▶ Exercise goal: Return, without any changes, the rows from the one containing "608, 805, 681]" through the one containing "916, 805, 962]", including both of those rows.

** start Records supplied **

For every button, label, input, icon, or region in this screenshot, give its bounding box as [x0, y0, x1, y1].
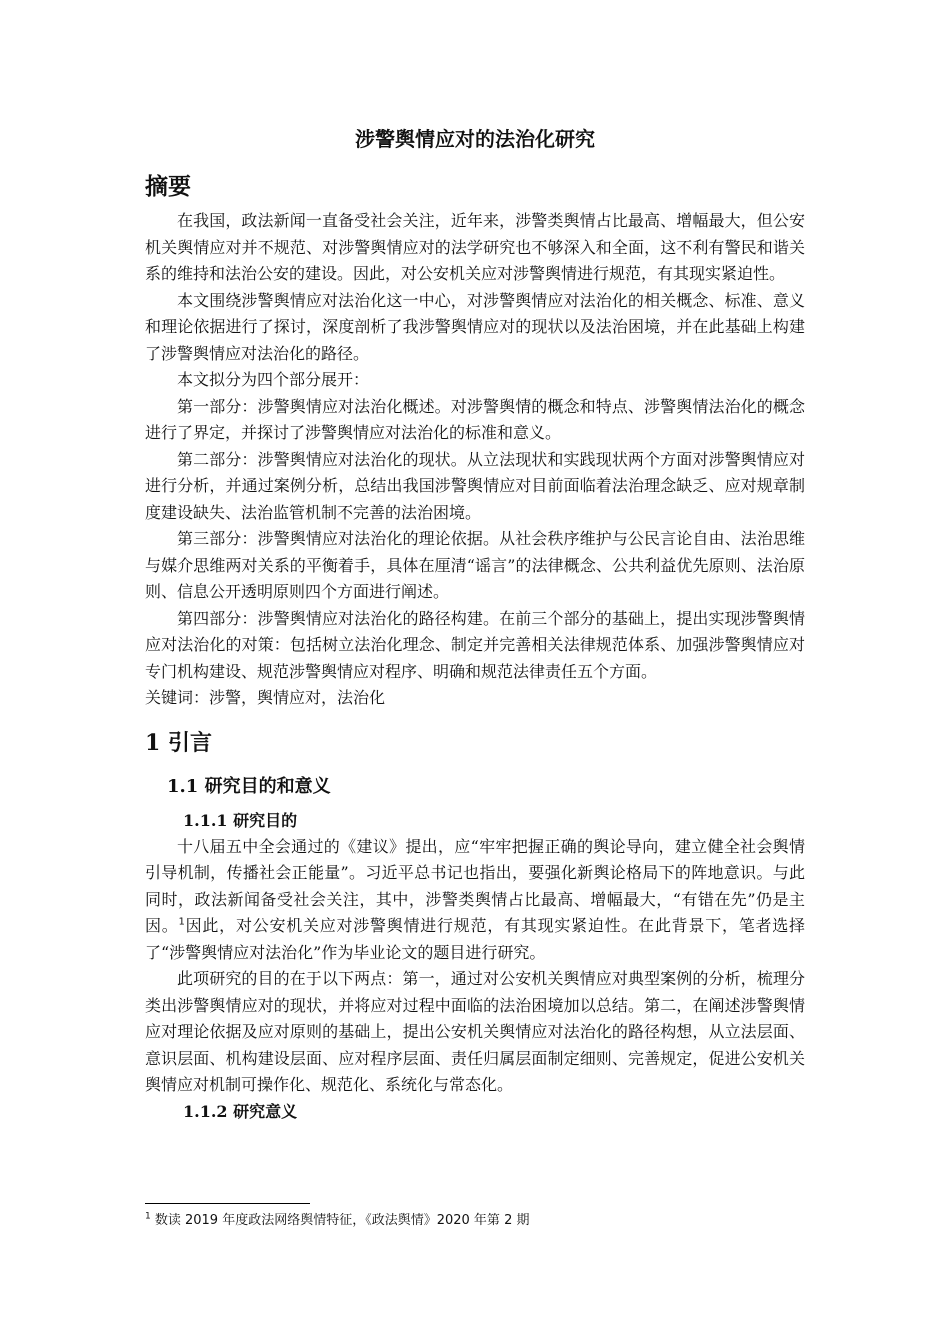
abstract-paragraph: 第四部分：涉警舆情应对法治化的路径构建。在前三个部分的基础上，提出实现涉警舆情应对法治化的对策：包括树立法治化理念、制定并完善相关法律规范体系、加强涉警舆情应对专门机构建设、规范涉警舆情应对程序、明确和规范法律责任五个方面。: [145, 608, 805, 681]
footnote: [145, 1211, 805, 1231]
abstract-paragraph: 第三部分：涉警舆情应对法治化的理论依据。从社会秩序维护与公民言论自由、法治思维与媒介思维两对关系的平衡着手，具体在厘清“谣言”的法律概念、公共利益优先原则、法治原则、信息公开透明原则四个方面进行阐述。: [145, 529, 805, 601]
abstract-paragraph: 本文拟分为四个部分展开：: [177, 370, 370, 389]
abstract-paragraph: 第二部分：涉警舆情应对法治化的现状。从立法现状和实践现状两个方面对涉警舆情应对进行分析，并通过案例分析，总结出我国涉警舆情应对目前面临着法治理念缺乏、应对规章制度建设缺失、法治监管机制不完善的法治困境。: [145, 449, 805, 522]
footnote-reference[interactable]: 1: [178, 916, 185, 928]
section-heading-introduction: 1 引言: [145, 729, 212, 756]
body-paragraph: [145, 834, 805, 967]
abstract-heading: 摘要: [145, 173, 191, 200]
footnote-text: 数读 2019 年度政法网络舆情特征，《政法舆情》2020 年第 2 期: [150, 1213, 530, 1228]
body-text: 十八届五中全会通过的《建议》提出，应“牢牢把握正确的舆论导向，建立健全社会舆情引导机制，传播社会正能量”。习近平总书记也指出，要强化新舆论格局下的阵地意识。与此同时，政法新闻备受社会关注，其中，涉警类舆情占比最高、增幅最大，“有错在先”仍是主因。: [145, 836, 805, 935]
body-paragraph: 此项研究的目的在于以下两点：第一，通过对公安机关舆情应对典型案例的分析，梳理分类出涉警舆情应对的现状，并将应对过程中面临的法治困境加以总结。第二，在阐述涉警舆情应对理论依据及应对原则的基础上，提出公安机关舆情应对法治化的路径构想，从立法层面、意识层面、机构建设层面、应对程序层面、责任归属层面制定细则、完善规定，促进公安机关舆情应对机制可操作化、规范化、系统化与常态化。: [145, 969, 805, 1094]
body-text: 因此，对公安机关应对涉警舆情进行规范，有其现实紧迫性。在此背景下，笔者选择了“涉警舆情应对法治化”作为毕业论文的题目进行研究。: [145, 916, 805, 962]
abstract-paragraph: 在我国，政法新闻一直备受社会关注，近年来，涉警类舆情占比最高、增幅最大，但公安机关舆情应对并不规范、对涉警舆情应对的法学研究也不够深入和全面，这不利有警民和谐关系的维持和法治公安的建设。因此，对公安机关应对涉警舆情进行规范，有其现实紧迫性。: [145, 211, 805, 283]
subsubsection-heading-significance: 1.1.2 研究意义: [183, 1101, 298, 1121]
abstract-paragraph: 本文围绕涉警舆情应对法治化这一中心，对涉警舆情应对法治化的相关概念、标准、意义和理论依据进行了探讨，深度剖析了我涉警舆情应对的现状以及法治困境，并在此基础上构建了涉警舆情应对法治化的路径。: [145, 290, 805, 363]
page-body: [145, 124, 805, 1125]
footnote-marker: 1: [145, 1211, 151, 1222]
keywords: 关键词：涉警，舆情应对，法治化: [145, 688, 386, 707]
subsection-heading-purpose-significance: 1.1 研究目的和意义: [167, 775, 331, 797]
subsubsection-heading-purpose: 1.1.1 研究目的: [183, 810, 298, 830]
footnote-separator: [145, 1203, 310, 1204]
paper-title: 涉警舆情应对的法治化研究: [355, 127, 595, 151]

** end Records supplied **

▶ Answer:
abstract-paragraph: 第四部分：涉警舆情应对法治化的路径构建。在前三个部分的基础上，提出实现涉警舆情应对法治化的对策：包括树立法治化理念、制定并完善相关法律规范体系、加强涉警舆情应对专门机构建设、规范涉警舆情应对程序、明确和规范法律责任五个方面。: [145, 608, 805, 681]
footnote: [145, 1211, 805, 1231]
abstract-paragraph: 第三部分：涉警舆情应对法治化的理论依据。从社会秩序维护与公民言论自由、法治思维与媒介思维两对关系的平衡着手，具体在厘清“谣言”的法律概念、公共利益优先原则、法治原则、信息公开透明原则四个方面进行阐述。: [145, 529, 805, 601]
abstract-paragraph: 本文拟分为四个部分展开：: [177, 370, 370, 389]
abstract-paragraph: 第二部分：涉警舆情应对法治化的现状。从立法现状和实践现状两个方面对涉警舆情应对进行分析，并通过案例分析，总结出我国涉警舆情应对目前面临着法治理念缺乏、应对规章制度建设缺失、法治监管机制不完善的法治困境。: [145, 449, 805, 522]
footnote-reference[interactable]: 1: [178, 916, 185, 928]
section-heading-introduction: 1 引言: [145, 729, 212, 756]
body-paragraph: [145, 834, 805, 967]
abstract-heading: 摘要: [145, 173, 191, 200]
footnote-text: 数读 2019 年度政法网络舆情特征，《政法舆情》2020 年第 2 期: [150, 1213, 530, 1228]
body-text: 十八届五中全会通过的《建议》提出，应“牢牢把握正确的舆论导向，建立健全社会舆情引导机制，传播社会正能量”。习近平总书记也指出，要强化新舆论格局下的阵地意识。与此同时，政法新闻备受社会关注，其中，涉警类舆情占比最高、增幅最大，“有错在先”仍是主因。: [145, 836, 805, 935]
body-paragraph: 此项研究的目的在于以下两点：第一，通过对公安机关舆情应对典型案例的分析，梳理分类出涉警舆情应对的现状，并将应对过程中面临的法治困境加以总结。第二，在阐述涉警舆情应对理论依据及应对原则的基础上，提出公安机关舆情应对法治化的路径构想，从立法层面、意识层面、机构建设层面、应对程序层面、责任归属层面制定细则、完善规定，促进公安机关舆情应对机制可操作化、规范化、系统化与常态化。: [145, 969, 805, 1094]
body-text: 因此，对公安机关应对涉警舆情进行规范，有其现实紧迫性。在此背景下，笔者选择了“涉警舆情应对法治化”作为毕业论文的题目进行研究。: [145, 916, 805, 962]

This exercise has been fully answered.